------ Material provided
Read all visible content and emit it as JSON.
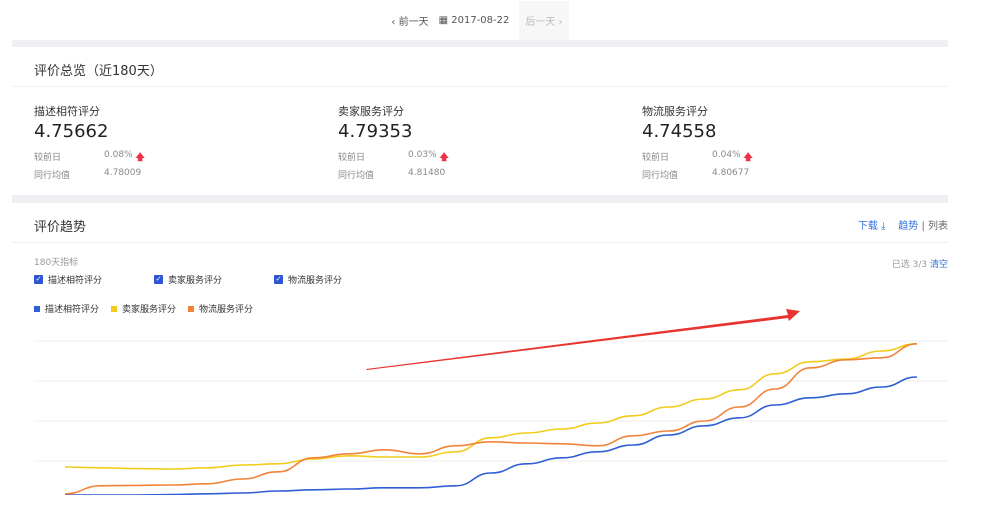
{
  "topbar": {
    "prev": "前一天",
    "date": "2017-08-22",
    "next": "后一天",
    "prev_icon": "chevron-left-icon",
    "calendar_icon": "calendar-icon",
    "next_icon": "chevron-right-icon"
  },
  "overview": {
    "title": "评价总览（近180天）",
    "compare_label": "较前日",
    "avg_label": "同行均值",
    "metrics": [
      {
        "label": "描述相符评分",
        "value": "4.75662",
        "change": "0.08%",
        "trend": "up",
        "avg": "4.78009"
      },
      {
        "label": "卖家服务评分",
        "value": "4.79353",
        "change": "0.03%",
        "trend": "up",
        "avg": "4.81480"
      },
      {
        "label": "物流服务评分",
        "value": "4.74558",
        "change": "0.04%",
        "trend": "up",
        "avg": "4.80677"
      }
    ]
  },
  "trend": {
    "title": "评价趋势",
    "download": "下载",
    "view_trend": "趋势",
    "separator": "|",
    "view_list": "列表",
    "indicator_label": "180天指标",
    "selected": "已选 3/3",
    "clear": "清空",
    "checkboxes": [
      {
        "label": "描述相符评分",
        "checked": true
      },
      {
        "label": "卖家服务评分",
        "checked": true
      },
      {
        "label": "物流服务评分",
        "checked": true
      }
    ]
  },
  "chart_data": {
    "type": "line",
    "legend_position": "top-left",
    "grid": true,
    "ylim": [
      0,
      4
    ],
    "series": [
      {
        "name": "描述相符评分",
        "color": "#2f5fd4",
        "values": [
          0,
          0.08,
          0.15,
          0.16,
          0.18,
          0.2,
          0.25,
          0.28,
          0.3,
          0.33,
          0.33,
          0.38,
          0.7,
          0.93,
          1.08,
          1.23,
          1.4,
          1.65,
          1.88,
          2.08,
          2.4,
          2.58,
          2.68,
          2.85,
          3.1
        ]
      },
      {
        "name": "卖家服务评分",
        "color": "#f2cc1c",
        "values": [
          0.85,
          0.83,
          0.81,
          0.8,
          0.83,
          0.9,
          0.93,
          1.05,
          1.13,
          1.1,
          1.1,
          1.23,
          1.58,
          1.7,
          1.8,
          1.95,
          2.13,
          2.35,
          2.55,
          2.78,
          3.18,
          3.48,
          3.55,
          3.75,
          3.93
        ]
      },
      {
        "name": "物流服务评分",
        "color": "#f2843a",
        "values": [
          0.18,
          0.38,
          0.39,
          0.4,
          0.43,
          0.55,
          0.73,
          1.08,
          1.18,
          1.28,
          1.18,
          1.38,
          1.48,
          1.45,
          1.43,
          1.38,
          1.63,
          1.75,
          2.0,
          2.35,
          2.8,
          3.33,
          3.53,
          3.58,
          3.93
        ]
      }
    ],
    "annotation": {
      "type": "arrow",
      "color": "#e8332e"
    }
  }
}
------------
### Objective
The material above must be printed exactly, with its pictures left out.

### Solved exercise
Read all visible content and emit it as JSON.
{
  "topbar": {
    "prev": "前一天",
    "date": "2017-08-22",
    "next": "后一天",
    "prev_icon": "chevron-left-icon",
    "calendar_icon": "calendar-icon",
    "next_icon": "chevron-right-icon"
  },
  "overview": {
    "title": "评价总览（近180天）",
    "compare_label": "较前日",
    "avg_label": "同行均值",
    "metrics": [
      {
        "label": "描述相符评分",
        "value": "4.75662",
        "change": "0.08%",
        "trend": "up",
        "avg": "4.78009"
      },
      {
        "label": "卖家服务评分",
        "value": "4.79353",
        "change": "0.03%",
        "trend": "up",
        "avg": "4.81480"
      },
      {
        "label": "物流服务评分",
        "value": "4.74558",
        "change": "0.04%",
        "trend": "up",
        "avg": "4.80677"
      }
    ]
  },
  "trend": {
    "title": "评价趋势",
    "download": "下载",
    "view_trend": "趋势",
    "separator": "|",
    "view_list": "列表",
    "indicator_label": "180天指标",
    "selected": "已选 3/3",
    "clear": "清空",
    "checkboxes": [
      {
        "label": "描述相符评分",
        "checked": true
      },
      {
        "label": "卖家服务评分",
        "checked": true
      },
      {
        "label": "物流服务评分",
        "checked": true
      }
    ]
  },
  "chart_data": {
    "type": "line",
    "legend_position": "top-left",
    "grid": true,
    "ylim": [
      0,
      4
    ],
    "series": [
      {
        "name": "描述相符评分",
        "color": "#2f5fd4",
        "values": [
          0,
          0.08,
          0.15,
          0.16,
          0.18,
          0.2,
          0.25,
          0.28,
          0.3,
          0.33,
          0.33,
          0.38,
          0.7,
          0.93,
          1.08,
          1.23,
          1.4,
          1.65,
          1.88,
          2.08,
          2.4,
          2.58,
          2.68,
          2.85,
          3.1
        ]
      },
      {
        "name": "卖家服务评分",
        "color": "#f2cc1c",
        "values": [
          0.85,
          0.83,
          0.81,
          0.8,
          0.83,
          0.9,
          0.93,
          1.05,
          1.13,
          1.1,
          1.1,
          1.23,
          1.58,
          1.7,
          1.8,
          1.95,
          2.13,
          2.35,
          2.55,
          2.78,
          3.18,
          3.48,
          3.55,
          3.75,
          3.93
        ]
      },
      {
        "name": "物流服务评分",
        "color": "#f2843a",
        "values": [
          0.18,
          0.38,
          0.39,
          0.4,
          0.43,
          0.55,
          0.73,
          1.08,
          1.18,
          1.28,
          1.18,
          1.38,
          1.48,
          1.45,
          1.43,
          1.38,
          1.63,
          1.75,
          2.0,
          2.35,
          2.8,
          3.33,
          3.53,
          3.58,
          3.93
        ]
      }
    ],
    "annotation": {
      "type": "arrow",
      "color": "#e8332e"
    }
  }
}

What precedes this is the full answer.